(Records from a data source)
◆ ◆ ◆ ◆ ◆ ◆ ◆
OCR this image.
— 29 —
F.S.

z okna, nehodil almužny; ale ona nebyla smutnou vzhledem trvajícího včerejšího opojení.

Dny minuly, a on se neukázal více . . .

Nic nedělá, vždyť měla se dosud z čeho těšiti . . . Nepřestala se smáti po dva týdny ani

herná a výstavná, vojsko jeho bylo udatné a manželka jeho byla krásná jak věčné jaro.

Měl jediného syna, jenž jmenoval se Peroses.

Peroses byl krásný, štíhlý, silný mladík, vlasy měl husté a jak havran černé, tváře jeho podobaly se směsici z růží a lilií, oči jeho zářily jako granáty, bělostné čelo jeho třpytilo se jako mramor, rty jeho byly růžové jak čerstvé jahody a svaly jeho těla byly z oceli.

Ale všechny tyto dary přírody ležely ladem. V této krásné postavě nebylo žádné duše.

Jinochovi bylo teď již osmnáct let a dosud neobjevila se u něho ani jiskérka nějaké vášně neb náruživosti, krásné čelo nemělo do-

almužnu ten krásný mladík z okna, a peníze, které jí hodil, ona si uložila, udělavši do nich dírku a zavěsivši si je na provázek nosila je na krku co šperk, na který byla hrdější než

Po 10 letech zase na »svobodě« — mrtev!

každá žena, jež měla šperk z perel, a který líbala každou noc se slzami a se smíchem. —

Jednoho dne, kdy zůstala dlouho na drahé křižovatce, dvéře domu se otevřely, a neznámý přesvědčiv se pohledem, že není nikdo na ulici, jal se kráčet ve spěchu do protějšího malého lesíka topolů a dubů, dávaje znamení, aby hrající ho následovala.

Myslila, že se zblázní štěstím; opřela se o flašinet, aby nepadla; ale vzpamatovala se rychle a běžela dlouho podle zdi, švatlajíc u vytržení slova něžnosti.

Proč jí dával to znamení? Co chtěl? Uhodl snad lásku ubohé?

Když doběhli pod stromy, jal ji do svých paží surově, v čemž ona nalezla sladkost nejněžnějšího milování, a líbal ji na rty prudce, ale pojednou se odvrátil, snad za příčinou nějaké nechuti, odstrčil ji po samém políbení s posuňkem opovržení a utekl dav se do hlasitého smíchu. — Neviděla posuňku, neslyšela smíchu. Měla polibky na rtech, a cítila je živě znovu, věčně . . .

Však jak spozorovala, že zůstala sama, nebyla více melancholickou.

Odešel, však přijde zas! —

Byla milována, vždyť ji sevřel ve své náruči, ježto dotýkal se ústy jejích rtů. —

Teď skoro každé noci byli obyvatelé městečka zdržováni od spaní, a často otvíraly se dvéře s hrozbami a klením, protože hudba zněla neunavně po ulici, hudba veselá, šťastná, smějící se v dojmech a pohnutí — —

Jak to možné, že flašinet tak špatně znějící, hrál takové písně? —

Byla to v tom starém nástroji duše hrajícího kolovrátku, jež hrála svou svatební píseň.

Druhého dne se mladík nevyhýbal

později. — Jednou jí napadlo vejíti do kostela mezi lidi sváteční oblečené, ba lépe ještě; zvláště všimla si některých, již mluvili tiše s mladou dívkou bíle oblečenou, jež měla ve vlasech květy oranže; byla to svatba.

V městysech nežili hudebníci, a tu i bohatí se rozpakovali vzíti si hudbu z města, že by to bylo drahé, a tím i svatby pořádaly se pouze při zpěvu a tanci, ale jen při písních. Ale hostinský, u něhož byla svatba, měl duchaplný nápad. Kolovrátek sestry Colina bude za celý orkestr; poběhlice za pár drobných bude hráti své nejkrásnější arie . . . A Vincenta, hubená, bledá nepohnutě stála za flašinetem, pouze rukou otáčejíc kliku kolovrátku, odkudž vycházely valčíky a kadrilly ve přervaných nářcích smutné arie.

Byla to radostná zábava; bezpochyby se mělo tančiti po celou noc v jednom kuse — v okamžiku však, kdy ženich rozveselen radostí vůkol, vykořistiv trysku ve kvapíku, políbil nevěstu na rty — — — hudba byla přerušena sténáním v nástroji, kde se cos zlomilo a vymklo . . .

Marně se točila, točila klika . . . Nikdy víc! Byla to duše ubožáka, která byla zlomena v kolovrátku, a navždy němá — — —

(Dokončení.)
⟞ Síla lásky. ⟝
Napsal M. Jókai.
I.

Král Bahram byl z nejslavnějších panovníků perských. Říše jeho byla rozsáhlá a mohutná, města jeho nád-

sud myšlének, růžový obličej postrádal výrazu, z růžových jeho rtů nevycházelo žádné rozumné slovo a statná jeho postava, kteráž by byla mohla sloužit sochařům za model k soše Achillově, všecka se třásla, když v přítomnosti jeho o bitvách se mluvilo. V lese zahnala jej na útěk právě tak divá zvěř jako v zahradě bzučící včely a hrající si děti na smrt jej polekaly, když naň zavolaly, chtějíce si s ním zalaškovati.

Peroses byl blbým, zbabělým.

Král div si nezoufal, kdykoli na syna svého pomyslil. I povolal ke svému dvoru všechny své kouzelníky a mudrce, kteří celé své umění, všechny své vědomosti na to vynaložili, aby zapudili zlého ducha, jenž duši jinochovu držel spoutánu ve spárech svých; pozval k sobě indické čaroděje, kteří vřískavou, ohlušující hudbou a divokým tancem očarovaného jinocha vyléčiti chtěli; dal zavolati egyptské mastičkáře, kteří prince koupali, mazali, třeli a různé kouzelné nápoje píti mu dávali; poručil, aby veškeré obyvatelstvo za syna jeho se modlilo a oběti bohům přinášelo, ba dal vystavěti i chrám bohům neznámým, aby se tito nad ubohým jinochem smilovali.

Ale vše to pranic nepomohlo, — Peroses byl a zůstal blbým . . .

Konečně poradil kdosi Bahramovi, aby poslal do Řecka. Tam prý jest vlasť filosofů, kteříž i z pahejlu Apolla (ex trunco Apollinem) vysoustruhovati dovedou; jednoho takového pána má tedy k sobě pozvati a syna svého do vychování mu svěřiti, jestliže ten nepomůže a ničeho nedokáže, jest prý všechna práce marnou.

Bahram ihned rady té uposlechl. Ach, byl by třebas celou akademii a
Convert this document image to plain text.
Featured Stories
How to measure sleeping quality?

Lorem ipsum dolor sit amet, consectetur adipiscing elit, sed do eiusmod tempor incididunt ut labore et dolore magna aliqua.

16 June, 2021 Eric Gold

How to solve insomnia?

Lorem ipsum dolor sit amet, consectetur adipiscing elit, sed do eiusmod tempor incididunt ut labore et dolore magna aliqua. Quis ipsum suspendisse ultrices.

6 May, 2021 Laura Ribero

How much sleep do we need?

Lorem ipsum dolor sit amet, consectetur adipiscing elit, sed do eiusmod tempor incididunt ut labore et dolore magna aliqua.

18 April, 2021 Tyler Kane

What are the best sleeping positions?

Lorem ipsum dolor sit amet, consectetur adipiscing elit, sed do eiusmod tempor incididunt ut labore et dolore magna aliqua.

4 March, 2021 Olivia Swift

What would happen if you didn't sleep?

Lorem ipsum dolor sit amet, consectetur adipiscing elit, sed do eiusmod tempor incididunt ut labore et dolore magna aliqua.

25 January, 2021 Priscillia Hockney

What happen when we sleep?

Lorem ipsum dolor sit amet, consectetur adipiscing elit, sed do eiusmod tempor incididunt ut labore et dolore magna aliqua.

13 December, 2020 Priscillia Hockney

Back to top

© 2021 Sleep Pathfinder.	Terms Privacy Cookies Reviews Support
◆ ◆ ◆ ◆ ◆ ◆ ◆
_Exercise prompt_
The records above should be restated word for word, please.

_Result_
OCR this image.
— 29 —
F.S.

z okna, nehodil almužny; ale ona nebyla smutnou vzhledem trvajícího včerejšího opojení.

Dny minuly, a on se neukázal více . . .

Nic nedělá, vždyť měla se dosud z čeho těšiti . . . Nepřestala se smáti po dva týdny ani

herná a výstavná, vojsko jeho bylo udatné a manželka jeho byla krásná jak věčné jaro.

Měl jediného syna, jenž jmenoval se Peroses.

Peroses byl krásný, štíhlý, silný mladík, vlasy měl husté a jak havran černé, tváře jeho podobaly se směsici z růží a lilií, oči jeho zářily jako granáty, bělostné čelo jeho třpytilo se jako mramor, rty jeho byly růžové jak čerstvé jahody a svaly jeho těla byly z oceli.

Ale všechny tyto dary přírody ležely ladem. V této krásné postavě nebylo žádné duše.

Jinochovi bylo teď již osmnáct let a dosud neobjevila se u něho ani jiskérka nějaké vášně neb náruživosti, krásné čelo nemělo do-

almužnu ten krásný mladík z okna, a peníze, které jí hodil, ona si uložila, udělavši do nich dírku a zavěsivši si je na provázek nosila je na krku co šperk, na který byla hrdější než

Po 10 letech zase na »svobodě« — mrtev!

každá žena, jež měla šperk z perel, a který líbala každou noc se slzami a se smíchem. —

Jednoho dne, kdy zůstala dlouho na drahé křižovatce, dvéře domu se otevřely, a neznámý přesvědčiv se pohledem, že není nikdo na ulici, jal se kráčet ve spěchu do protějšího malého lesíka topolů a dubů, dávaje znamení, aby hrající ho následovala.

Myslila, že se zblázní štěstím; opřela se o flašinet, aby nepadla; ale vzpamatovala se rychle a běžela dlouho podle zdi, švatlajíc u vytržení slova něžnosti.

Proč jí dával to znamení? Co chtěl? Uhodl snad lásku ubohé?

Když doběhli pod stromy, jal ji do svých paží surově, v čemž ona nalezla sladkost nejněžnějšího milování, a líbal ji na rty prudce, ale pojednou se odvrátil, snad za příčinou nějaké nechuti, odstrčil ji po samém políbení s posuňkem opovržení a utekl dav se do hlasitého smíchu. — Neviděla posuňku, neslyšela smíchu. Měla polibky na rtech, a cítila je živě znovu, věčně . . .

Však jak spozorovala, že zůstala sama, nebyla více melancholickou.

Odešel, však přijde zas! —

Byla milována, vždyť ji sevřel ve své náruči, ježto dotýkal se ústy jejích rtů. —

Teď skoro každé noci byli obyvatelé městečka zdržováni od spaní, a často otvíraly se dvéře s hrozbami a klením, protože hudba zněla neunavně po ulici, hudba veselá, šťastná, smějící se v dojmech a pohnutí — —

Jak to možné, že flašinet tak špatně znějící, hrál takové písně? —

Byla to v tom starém nástroji duše hrajícího kolovrátku, jež hrála svou svatební píseň.

Druhého dne se mladík nevyhýbal

později. — Jednou jí napadlo vejíti do kostela mezi lidi sváteční oblečené, ba lépe ještě; zvláště všimla si některých, již mluvili tiše s mladou dívkou bíle oblečenou, jež měla ve vlasech květy oranže; byla to svatba.

V městysech nežili hudebníci, a tu i bohatí se rozpakovali vzíti si hudbu z města, že by to bylo drahé, a tím i svatby pořádaly se pouze při zpěvu a tanci, ale jen při písních. Ale hostinský, u něhož byla svatba, měl duchaplný nápad. Kolovrátek sestry Colina bude za celý orkestr; poběhlice za pár drobných bude hráti své nejkrásnější arie . . . A Vincenta, hubená, bledá nepohnutě stála za flašinetem, pouze rukou otáčejíc kliku kolovrátku, odkudž vycházely valčíky a kadrilly ve přervaných nářcích smutné arie.

Byla to radostná zábava; bezpochyby se mělo tančiti po celou noc v jednom kuse — v okamžiku však, kdy ženich rozveselen radostí vůkol, vykořistiv trysku ve kvapíku, políbil nevěstu na rty — — — hudba byla přerušena sténáním v nástroji, kde se cos zlomilo a vymklo . . .

Marně se točila, točila klika . . . Nikdy víc! Byla to duše ubožáka, která byla zlomena v kolovrátku, a navždy němá — — —

(Dokončení.)
⟞ Síla lásky. ⟝
Napsal M. Jókai.
I.

Král Bahram byl z nejslavnějších panovníků perských. Říše jeho byla rozsáhlá a mohutná, města jeho nád-

sud myšlének, růžový obličej postrádal výrazu, z růžových jeho rtů nevycházelo žádné rozumné slovo a statná jeho postava, kteráž by byla mohla sloužit sochařům za model k soše Achillově, všecka se třásla, když v přítomnosti jeho o bitvách se mluvilo. V lese zahnala jej na útěk právě tak divá zvěř jako v zahradě bzučící včely a hrající si děti na smrt jej polekaly, když naň zavolaly, chtějíce si s ním zalaškovati.

Peroses byl blbým, zbabělým.

Král div si nezoufal, kdykoli na syna svého pomyslil. I povolal ke svému dvoru všechny své kouzelníky a mudrce, kteří celé své umění, všechny své vědomosti na to vynaložili, aby zapudili zlého ducha, jenž duši jinochovu držel spoutánu ve spárech svých; pozval k sobě indické čaroděje, kteří vřískavou, ohlušující hudbou a divokým tancem očarovaného jinocha vyléčiti chtěli; dal zavolati egyptské mastičkáře, kteří prince koupali, mazali, třeli a různé kouzelné nápoje píti mu dávali; poručil, aby veškeré obyvatelstvo za syna jeho se modlilo a oběti bohům přinášelo, ba dal vystavěti i chrám bohům neznámým, aby se tito nad ubohým jinochem smilovali.

Ale vše to pranic nepomohlo, — Peroses byl a zůstal blbým . . .

Konečně poradil kdosi Bahramovi, aby poslal do Řecka. Tam prý jest vlasť filosofů, kteříž i z pahejlu Apolla (ex trunco Apollinem) vysoustruhovati dovedou; jednoho takového pána má tedy k sobě pozvati a syna svého do vychování mu svěřiti, jestliže ten nepomůže a ničeho nedokáže, jest prý všechna práce marnou.

Bahram ihned rady té uposlechl. Ach, byl by třebas celou akademii a
Convert this document image to plain text.
Featured Stories
How to measure sleeping quality?

Lorem ipsum dolor sit amet, consectetur adipiscing elit, sed do eiusmod tempor incididunt ut labore et dolore magna aliqua.

16 June, 2021 Eric Gold

How to solve insomnia?

Lorem ipsum dolor sit amet, consectetur adipiscing elit, sed do eiusmod tempor incididunt ut labore et dolore magna aliqua. Quis ipsum suspendisse ultrices.

6 May, 2021 Laura Ribero

How much sleep do we need?

Lorem ipsum dolor sit amet, consectetur adipiscing elit, sed do eiusmod tempor incididunt ut labore et dolore magna aliqua.

18 April, 2021 Tyler Kane

What are the best sleeping positions?

Lorem ipsum dolor sit amet, consectetur adipiscing elit, sed do eiusmod tempor incididunt ut labore et dolore magna aliqua.

4 March, 2021 Olivia Swift

What would happen if you didn't sleep?

Lorem ipsum dolor sit amet, consectetur adipiscing elit, sed do eiusmod tempor incididunt ut labore et dolore magna aliqua.

25 January, 2021 Priscillia Hockney

What happen when we sleep?

Lorem ipsum dolor sit amet, consectetur adipiscing elit, sed do eiusmod tempor incididunt ut labore et dolore magna aliqua.

13 December, 2020 Priscillia Hockney

Back to top

© 2021 Sleep Pathfinder.	Terms Privacy Cookies Reviews Support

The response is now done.